• EXTRACT TO READ

Cons: Captures audio, not the video/screen as a video file; paid software (one free recording to try first).

Method 2: OBS Studio (Free)

OBS Studio is a free, open-source recorder. It doesn't join the huddle, and it can capture both system audio and your screen — useful if you want a video of someone's screen share, not just the audio.

The trade-off is setup and no transcription: OBS gives you a raw audio or video file that you'll have to transcribe somewhere else if you want searchable text.

How to record a Slack huddle with OBS

  1. Download OBS Studio from obsproject.com and install it
  2. Open OBS and go to Settings → Audio
  3. Set "Desktop Audio" to your playback device (speakers or headphones)
  4. In the main window, click + under Sources and add "Audio Output Capture" for audio-only
  5. To capture a screen share, also add "Display Capture" or "Window Capture"
  6. Click "Start Recording" before the huddle begins
  7. Run your huddle as usual
  8. Click "Stop Recording" when it ends; find the file in your Videos folder
OBS Studio Audio Output Capture setup
Add an Audio Output Capture source in OBS, then click Start Recording.

Pros: Completely free and open source, no bot, captures screen-share video, highly configurable.

Cons: Requires setup, you must start and stop recording manually each time, no transcription — produces raw audio/video files only.

Method 3: Built-in Screen Recording (Windows & Mac)

Both Windows and macOS ship a screen recorder that can capture a huddle window. They're free and already installed — the catch is audio capture.

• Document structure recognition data
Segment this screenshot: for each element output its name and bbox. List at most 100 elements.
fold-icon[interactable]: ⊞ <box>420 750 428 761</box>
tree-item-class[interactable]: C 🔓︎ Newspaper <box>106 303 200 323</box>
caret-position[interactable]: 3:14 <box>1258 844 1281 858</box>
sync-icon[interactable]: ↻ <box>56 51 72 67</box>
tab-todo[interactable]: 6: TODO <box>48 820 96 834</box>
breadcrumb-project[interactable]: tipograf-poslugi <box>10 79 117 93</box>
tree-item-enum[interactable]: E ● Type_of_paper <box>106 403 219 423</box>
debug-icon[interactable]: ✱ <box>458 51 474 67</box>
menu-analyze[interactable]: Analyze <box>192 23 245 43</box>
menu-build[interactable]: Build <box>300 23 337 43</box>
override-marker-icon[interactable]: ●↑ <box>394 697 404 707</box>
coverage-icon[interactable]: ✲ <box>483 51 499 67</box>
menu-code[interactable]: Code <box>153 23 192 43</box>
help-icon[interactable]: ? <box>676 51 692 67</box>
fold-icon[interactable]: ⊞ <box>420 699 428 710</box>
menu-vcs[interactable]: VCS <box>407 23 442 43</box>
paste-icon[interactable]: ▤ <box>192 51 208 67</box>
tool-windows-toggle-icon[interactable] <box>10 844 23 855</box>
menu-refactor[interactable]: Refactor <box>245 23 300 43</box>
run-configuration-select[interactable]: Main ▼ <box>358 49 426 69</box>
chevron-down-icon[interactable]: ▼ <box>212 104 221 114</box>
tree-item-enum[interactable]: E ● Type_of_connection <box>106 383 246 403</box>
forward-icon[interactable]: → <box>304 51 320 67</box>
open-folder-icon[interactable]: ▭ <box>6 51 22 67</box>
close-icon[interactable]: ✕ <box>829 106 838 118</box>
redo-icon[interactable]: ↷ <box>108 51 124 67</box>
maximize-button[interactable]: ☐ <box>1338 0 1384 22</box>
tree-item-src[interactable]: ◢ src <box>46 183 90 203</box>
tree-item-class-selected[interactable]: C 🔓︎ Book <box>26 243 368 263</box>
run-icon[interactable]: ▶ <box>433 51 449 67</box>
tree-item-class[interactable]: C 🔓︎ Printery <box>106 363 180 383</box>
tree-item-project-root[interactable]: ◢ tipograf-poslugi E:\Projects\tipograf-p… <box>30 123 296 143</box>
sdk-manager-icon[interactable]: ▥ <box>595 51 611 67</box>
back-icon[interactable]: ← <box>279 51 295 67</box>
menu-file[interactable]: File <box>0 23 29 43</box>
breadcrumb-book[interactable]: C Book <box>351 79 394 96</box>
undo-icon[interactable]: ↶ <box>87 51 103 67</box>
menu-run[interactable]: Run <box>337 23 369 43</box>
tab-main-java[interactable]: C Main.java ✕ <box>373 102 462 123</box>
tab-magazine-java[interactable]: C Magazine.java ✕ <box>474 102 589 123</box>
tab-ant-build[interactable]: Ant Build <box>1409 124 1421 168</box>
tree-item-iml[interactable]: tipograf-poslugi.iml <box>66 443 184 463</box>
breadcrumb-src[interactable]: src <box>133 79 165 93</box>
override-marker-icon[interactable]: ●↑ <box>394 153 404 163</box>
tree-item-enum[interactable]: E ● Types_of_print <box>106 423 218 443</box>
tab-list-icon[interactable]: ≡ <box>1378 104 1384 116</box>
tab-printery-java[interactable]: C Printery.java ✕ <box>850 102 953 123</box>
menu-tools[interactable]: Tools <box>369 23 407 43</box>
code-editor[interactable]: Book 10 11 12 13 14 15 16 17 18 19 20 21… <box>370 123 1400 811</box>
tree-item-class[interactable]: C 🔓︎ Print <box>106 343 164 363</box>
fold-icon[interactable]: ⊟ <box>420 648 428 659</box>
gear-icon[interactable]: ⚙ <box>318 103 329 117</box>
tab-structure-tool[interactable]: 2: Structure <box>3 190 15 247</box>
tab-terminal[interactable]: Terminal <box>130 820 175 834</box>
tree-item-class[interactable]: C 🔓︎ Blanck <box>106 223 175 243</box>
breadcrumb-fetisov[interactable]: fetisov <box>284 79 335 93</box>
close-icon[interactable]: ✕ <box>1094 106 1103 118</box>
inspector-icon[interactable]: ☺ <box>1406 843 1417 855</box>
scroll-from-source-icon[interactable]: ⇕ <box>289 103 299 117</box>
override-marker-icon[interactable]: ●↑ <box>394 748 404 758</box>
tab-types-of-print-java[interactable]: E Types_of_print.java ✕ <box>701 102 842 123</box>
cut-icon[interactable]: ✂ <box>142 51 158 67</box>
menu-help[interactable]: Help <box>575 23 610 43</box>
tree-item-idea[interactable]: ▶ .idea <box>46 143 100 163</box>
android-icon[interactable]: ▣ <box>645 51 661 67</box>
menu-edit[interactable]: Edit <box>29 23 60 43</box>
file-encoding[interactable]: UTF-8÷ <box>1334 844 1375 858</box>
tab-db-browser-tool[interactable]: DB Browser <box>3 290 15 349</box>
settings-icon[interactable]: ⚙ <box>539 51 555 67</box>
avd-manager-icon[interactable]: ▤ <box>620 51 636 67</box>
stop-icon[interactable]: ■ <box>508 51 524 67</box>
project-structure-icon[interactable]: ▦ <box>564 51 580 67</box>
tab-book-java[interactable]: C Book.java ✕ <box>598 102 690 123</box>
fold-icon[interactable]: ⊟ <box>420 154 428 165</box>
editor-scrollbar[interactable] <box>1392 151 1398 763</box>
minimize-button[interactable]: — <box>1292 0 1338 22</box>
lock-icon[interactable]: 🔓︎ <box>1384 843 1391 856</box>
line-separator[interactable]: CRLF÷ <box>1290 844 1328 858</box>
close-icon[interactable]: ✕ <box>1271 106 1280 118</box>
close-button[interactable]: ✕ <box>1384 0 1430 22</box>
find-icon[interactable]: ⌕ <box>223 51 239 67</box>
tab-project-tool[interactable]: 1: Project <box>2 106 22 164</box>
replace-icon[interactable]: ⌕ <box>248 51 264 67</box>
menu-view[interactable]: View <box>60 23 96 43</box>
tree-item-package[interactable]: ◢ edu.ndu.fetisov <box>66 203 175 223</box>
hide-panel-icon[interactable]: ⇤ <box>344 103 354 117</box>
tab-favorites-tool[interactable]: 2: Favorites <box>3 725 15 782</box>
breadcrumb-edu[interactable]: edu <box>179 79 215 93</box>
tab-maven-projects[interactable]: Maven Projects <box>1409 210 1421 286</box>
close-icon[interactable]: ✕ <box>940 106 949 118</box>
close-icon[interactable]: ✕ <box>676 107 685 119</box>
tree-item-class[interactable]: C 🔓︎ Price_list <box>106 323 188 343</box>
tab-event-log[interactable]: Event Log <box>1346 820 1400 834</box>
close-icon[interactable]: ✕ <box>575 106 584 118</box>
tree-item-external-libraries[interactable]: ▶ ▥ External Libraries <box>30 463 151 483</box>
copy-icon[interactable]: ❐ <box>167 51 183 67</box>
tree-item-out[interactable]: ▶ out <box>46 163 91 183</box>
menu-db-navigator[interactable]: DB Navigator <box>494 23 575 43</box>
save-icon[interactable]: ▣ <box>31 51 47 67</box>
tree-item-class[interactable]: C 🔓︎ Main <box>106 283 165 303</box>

• ASSIGNMENT
Pick up the guide to recording Slack huddles right after its last sentence, the one ending "the catch is audio capture."

• YOUR RESPONSE
Windows (Xbox Game Bar)

  1. Press Win+G to open the Game Bar
  2. Open the Capture widget and click Record
  3. Check that system audio and mic capture are switched on
  4. Keep the Slack window focused during the huddle
  5. Stop from the Game Bar; the clip saves to Videos\Captures

Game Bar records the active app window and can be picky about capturing other participants' system audio — test it on a short call first.

Mac (QuickTime / Screenshot toolbar)

  1. Press Cmd+Shift+5 to open the screen-recording toolbar
  2. macOS can't capture system audio on its own — install a free virtual audio driver like BlackHole and route your output to it
  3. Select BlackHole as the recording audio source, then click Record
  4. Stop from the menu bar; the file saves to your Desktop by default

Without a virtual audio device, QuickTime only records your microphone — not the other participants.

Pros: Free, already on your computer, can capture video and screen share.

Cons: System-audio capture is fiddly (Mac needs extra software), no transcription, no speaker labels.

Method 4: Slack AI Notes (Native, Paid)

If your workspace is on a paid plan (Business+ or Enterprise Grid) with Slack AI, you can turn on AI Notes for huddles. After the call, Slack drops a summary and a rough transcript into a canvas in the huddle thread — no extra software needed.

This is the only native option, but it's notes, not a recording. There's no audio or video file, the transcript isn't searchable across your workspace, it doesn't work in huddles with external guests, and an admin can disable it. For internal team huddles where a summary is all you need, it's convenient.

Pros: Native, nothing to install, automatic summary and action items.

Cons: Paid plans only, no recording file, no external guests, transcript not searchable, can be admin-disabled.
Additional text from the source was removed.